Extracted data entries
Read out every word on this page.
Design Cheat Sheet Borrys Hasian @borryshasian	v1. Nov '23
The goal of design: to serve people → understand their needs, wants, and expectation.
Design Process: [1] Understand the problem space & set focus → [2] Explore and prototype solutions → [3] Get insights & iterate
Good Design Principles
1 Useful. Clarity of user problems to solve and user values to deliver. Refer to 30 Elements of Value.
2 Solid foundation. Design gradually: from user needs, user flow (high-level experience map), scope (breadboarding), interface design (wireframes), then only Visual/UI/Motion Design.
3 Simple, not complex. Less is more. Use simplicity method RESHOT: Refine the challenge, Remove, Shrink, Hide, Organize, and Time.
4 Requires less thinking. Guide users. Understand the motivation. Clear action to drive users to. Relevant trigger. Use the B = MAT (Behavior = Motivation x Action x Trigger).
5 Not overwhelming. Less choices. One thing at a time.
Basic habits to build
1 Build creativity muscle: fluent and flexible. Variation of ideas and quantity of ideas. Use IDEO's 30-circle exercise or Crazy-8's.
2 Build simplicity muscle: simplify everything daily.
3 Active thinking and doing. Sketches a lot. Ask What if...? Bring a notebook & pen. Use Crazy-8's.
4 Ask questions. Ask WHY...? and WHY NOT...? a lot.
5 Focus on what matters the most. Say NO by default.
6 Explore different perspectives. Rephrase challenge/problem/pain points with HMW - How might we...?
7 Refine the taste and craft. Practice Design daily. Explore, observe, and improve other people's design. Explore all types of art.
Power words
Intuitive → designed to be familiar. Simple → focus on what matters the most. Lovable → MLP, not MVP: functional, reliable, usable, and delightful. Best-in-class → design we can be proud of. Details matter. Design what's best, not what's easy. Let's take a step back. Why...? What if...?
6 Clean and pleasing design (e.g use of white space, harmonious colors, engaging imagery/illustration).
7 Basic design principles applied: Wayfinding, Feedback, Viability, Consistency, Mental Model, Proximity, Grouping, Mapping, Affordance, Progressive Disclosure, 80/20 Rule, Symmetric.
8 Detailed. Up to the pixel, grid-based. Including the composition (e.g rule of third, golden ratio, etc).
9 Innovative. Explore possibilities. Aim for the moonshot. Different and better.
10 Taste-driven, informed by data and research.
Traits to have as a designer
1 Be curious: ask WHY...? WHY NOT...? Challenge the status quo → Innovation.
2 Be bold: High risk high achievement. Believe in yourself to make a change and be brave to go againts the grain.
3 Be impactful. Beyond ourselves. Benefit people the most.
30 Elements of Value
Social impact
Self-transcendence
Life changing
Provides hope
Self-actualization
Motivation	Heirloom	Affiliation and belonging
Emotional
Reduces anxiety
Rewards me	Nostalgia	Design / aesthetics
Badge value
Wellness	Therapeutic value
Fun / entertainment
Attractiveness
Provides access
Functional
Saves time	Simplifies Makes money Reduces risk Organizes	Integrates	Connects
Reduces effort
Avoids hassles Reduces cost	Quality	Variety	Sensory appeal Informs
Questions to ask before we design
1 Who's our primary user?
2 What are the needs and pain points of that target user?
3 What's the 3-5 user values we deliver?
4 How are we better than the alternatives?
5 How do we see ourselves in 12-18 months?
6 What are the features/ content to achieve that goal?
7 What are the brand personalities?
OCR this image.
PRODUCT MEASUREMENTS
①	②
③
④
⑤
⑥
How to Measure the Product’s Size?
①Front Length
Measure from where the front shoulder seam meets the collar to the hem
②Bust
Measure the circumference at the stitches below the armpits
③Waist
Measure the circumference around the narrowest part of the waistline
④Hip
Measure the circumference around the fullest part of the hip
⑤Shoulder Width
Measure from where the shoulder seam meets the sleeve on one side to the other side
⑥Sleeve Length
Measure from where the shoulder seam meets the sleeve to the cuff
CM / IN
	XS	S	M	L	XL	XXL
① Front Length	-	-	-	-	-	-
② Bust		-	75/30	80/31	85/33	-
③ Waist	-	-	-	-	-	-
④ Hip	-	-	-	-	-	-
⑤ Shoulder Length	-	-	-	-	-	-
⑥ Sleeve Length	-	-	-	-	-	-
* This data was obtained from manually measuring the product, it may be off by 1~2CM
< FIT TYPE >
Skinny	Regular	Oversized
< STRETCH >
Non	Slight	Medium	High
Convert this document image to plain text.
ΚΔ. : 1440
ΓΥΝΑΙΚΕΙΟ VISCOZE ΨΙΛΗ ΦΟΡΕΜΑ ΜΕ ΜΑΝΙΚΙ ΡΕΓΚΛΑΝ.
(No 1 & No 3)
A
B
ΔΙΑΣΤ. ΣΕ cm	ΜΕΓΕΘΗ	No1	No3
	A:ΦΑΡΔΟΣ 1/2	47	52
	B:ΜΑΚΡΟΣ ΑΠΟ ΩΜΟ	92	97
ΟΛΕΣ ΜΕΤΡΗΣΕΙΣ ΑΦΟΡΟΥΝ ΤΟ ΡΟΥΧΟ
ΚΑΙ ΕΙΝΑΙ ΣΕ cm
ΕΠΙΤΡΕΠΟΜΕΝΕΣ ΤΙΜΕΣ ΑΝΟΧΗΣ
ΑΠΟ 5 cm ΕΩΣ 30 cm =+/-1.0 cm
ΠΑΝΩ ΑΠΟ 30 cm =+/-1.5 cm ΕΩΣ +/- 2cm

# To do:
Your task is to transcribe the line containing "Convert this document image to plain text." and every line after it, through the last line of the data, exactly as written and with nothing more.

# Solved exercise:
Convert this document image to plain text.
ΚΔ. : 1440
ΓΥΝΑΙΚΕΙΟ VISCOZE ΨΙΛΗ ΦΟΡΕΜΑ ΜΕ ΜΑΝΙΚΙ ΡΕΓΚΛΑΝ.
(No 1 & No 3)
A
B
ΔΙΑΣΤ. ΣΕ cm	ΜΕΓΕΘΗ	No1	No3
	A:ΦΑΡΔΟΣ 1/2	47	52
	B:ΜΑΚΡΟΣ ΑΠΟ ΩΜΟ	92	97
ΟΛΕΣ ΜΕΤΡΗΣΕΙΣ ΑΦΟΡΟΥΝ ΤΟ ΡΟΥΧΟ
ΚΑΙ ΕΙΝΑΙ ΣΕ cm
ΕΠΙΤΡΕΠΟΜΕΝΕΣ ΤΙΜΕΣ ΑΝΟΧΗΣ
ΑΠΟ 5 cm ΕΩΣ 30 cm =+/-1.0 cm
ΠΑΝΩ ΑΠΟ 30 cm =+/-1.5 cm ΕΩΣ +/- 2cm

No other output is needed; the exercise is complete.